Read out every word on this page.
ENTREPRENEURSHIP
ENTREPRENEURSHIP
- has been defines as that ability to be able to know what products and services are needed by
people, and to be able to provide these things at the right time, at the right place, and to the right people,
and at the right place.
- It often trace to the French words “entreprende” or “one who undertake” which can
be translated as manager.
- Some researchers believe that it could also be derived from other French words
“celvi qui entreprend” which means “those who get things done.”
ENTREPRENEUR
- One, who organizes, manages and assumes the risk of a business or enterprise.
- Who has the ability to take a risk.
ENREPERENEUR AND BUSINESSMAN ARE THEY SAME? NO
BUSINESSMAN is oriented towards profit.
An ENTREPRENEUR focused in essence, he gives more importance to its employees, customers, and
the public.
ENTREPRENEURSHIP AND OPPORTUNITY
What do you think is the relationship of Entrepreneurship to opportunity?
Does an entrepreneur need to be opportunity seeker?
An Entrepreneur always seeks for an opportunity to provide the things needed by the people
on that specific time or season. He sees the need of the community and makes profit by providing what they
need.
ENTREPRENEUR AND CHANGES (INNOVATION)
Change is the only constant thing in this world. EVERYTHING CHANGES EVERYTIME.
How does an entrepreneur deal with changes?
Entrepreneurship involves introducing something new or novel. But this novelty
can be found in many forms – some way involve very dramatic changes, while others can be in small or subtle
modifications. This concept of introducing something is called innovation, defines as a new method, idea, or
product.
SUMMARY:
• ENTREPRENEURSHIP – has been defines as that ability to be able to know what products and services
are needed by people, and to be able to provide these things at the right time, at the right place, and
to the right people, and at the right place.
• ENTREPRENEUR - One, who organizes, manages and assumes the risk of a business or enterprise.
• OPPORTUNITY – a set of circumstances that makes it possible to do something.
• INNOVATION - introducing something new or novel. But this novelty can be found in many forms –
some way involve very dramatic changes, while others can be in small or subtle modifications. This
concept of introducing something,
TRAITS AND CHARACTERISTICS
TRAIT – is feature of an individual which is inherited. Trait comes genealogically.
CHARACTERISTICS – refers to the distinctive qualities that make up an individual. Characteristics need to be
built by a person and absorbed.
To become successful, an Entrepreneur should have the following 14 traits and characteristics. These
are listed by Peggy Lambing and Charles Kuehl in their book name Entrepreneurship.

• **Given request**:
Gather from the entries above all lines that include the string "able".

• **Task output**:
- has been defines as that ability to be able to know what products and services are needed by
people, and to be able to provide these things at the right time, at the right place, and to the right people,
• ENTREPRENEURSHIP – has been defines as that ability to be able to know what products and services
are needed by people, and to be able to provide these things at the right time, at the right place, and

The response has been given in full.